§ **Instruções**
1. Reproduza o trecho da carta entre "É extraordinariamente bem" e "esteja no seguinte.", inclusive.
2. Diga se cada afirmação abaixo está de acordo com a carta, respondendo sim ou não e citando as palavras da carta que decidem a questão.
(a) O livro grande deverá estar feito e impresso em outubro.
(b) A novela policial em que o autor trabalha é a mesma mencionada na carta anterior.
(c) O autor diz que hoje escreve melhor do que escrevia aos vinte anos.
3. Responda com base na carta:
(a) Que obra é apresentada como a faceta subsidiária?
(b) Com que idade foram escritos poemas que o autor julga iguais em valia aos de hoje?
(c) O que o autor diz ser essencialmente?

§ **Página**

-*-*-

Meu querido Camarada:



        Muito obrigado pela sua carta. Ainda bem que consegui dizer qualquer coisa que deveras interessasse. Cheguei a duvidar de que o fizesse, pela maneira precipitada e corrente como lhe escrevi, ao sabor da conversa mental que estava tendo comsigo.
        Respondo com egual espontaneidade, e portanto falta de methodo e de arrumação, à sua carta agora recebida. Mas, emfim, qualquer coisa respondo. Sigo ao acaso os pontos a que tenho que responder.
        Quanto ao seu estudo a meu respeito, que desde já, por o que é de honroso, muito lhe agradeço: deixe-o para depois de eu publicar o livro grande em que congregue a vasta extensão autonyma do Fernando Pessoa. Salvo qualquer complicação imprevista, deverei ter esse livro feito e impresso em Outubro deste anno. E então v. terá os dados sufficientes: esse livro, a faceta subsidiaria representada pela Mensagem, e o bastante, já publicado, dos heteronymos. Com isso já o Casaes Monteiro poderá ter uma "impressão de conjuncto", suppondo que em mim haja qualquer coisa tam contornada como um conjuncto.
        Em tudo isto, reporto-me simplesmente a poesia. Não sou porém limitado a esse sorriso das lettras. Mas, quanto a prosa, já me conhece, e o que ha publicado é o bastante. Até à data, que indico como provavel para o apparecimento do livro maior, devem estar publicados o Banqueiro Anarquista (em nota fórma e redacção), uma novella policiaria (que estou escrevendo e não é aquella a que me referi na carta anterior) e mais um ou outro escripto que as circumstancias possam evocar.
        É extraordinariamente bem feita a sua observação sobre a ausencia em mim do que possa legitimamente chamar-se uma evolução qualquer. Ha poemas meus, escriptos aos vinte annos, que são eguaes em valia - tanto quanto posso appreciar - aos que escrevo hoje. Não escrevo melhor do que então, salvo quanto ao conhecimento da lingua portugueza - caso cultural e não poetico. Escrevo differentemente. Talvez a solução do caso esteja no seguinte.
        O que sou essencialmente - por traz das mascaras involuntarias do poeta, do raciocinador e do que mais haja - é dramaturgo. O phenomeno da minha despersonalização instinctiva, a que alludi em minha carta anterior, para explicação da existencia dos heteronymos, conduz naturalmente a essa definição. Sendo assim, não evoluo: VIAJO. (Por um lapso das teclas das maiusculas, sahiu-me, sem que eu quizesse, essa palavra em lettra grande. Está certo, e assim deixo ficar.) Vou mudando de personalidade, vou (aqui é que póde haver evolução) enriquecendo-me na capacidade de crear personalidades novas, novos typos de fingir que comprehendo o mundo, ou, antes, de fingir que se póde comprehendel-lo. Porisso dei essa marcha em mim como comparavel, não a uma evolução, mas a uma viagem: não subi de um andar para outro; segui, em planicie, de um para outro logar. Perdi, é certo, algumas simplezas e ingenuidades, que havia nos meus poemas de adolescencia; isso, porém, não é evolução, mas envelhecimento.

-*-*-

§ **Dados disponíveis**
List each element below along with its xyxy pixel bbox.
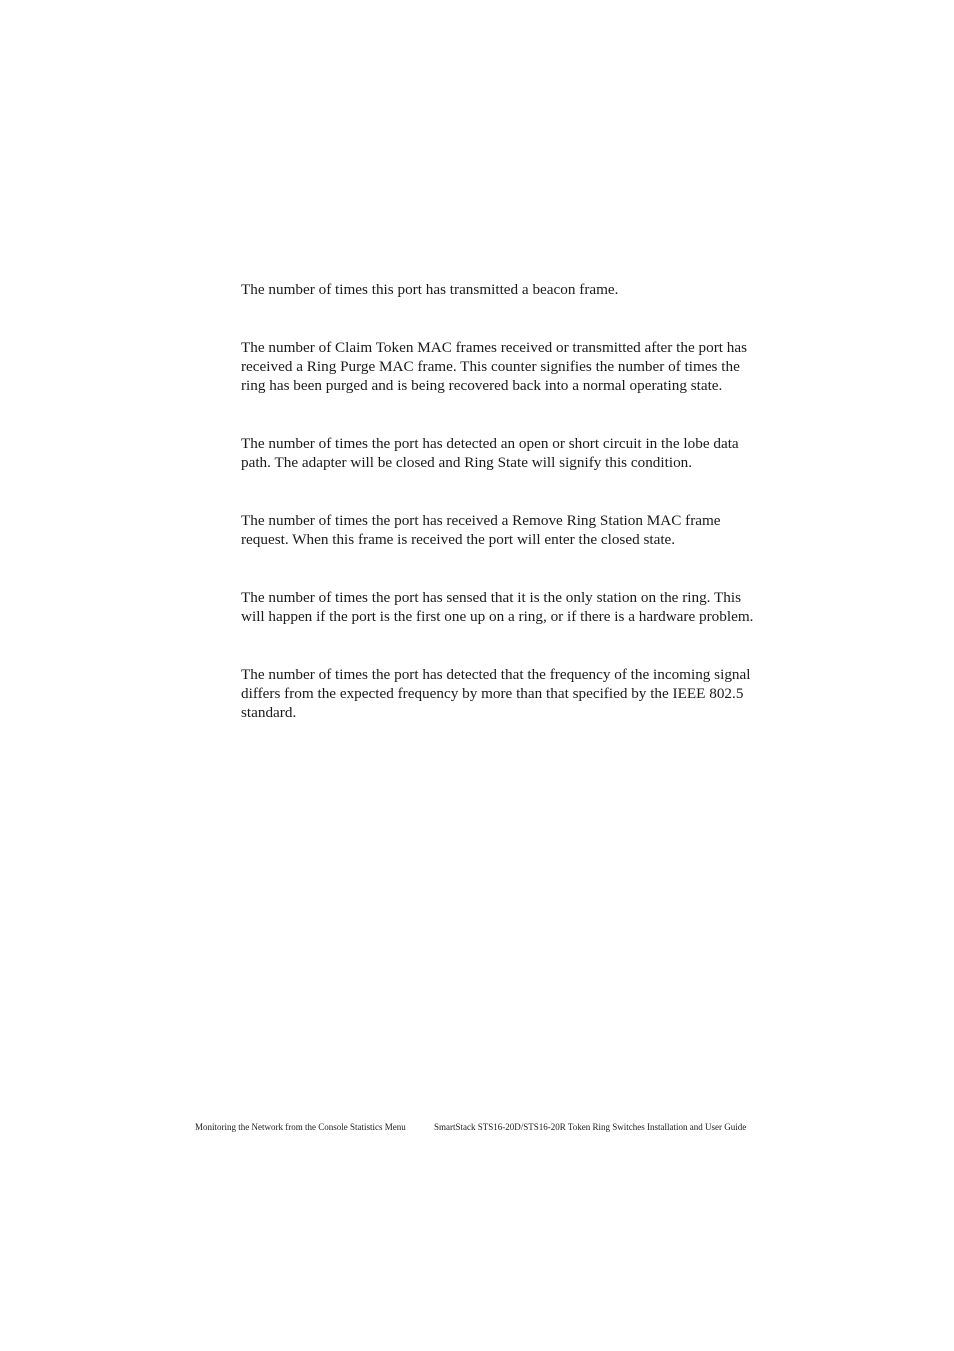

-*-*-

§ **Respostas abaixo**
1.
É extraordinariamente bem feita a sua observação sobre a ausencia em mim do que possa legitimamente chamar-se uma evolução qualquer. Ha poemas meus, escriptos aos vinte annos, que são eguaes em valia - tanto quanto posso appreciar - aos que escrevo hoje. Não escrevo melhor do que então, salvo quanto ao conhecimento da lingua portugueza - caso cultural e não poetico. Escrevo differentemente. Talvez a solução do caso esteja no seguinte.

2.
(a) Sim: "deverei ter esse livro feito e impresso em Outubro deste anno".
(b) Não: "que estou escrevendo e não é aquella a que me referi na carta anterior".
(c) Não: "Não escrevo melhor do que então, salvo quanto ao conhecimento da lingua portugueza".

3.
(a) A Mensagem.
(b) Aos vinte anos.
(c) Dramaturgo.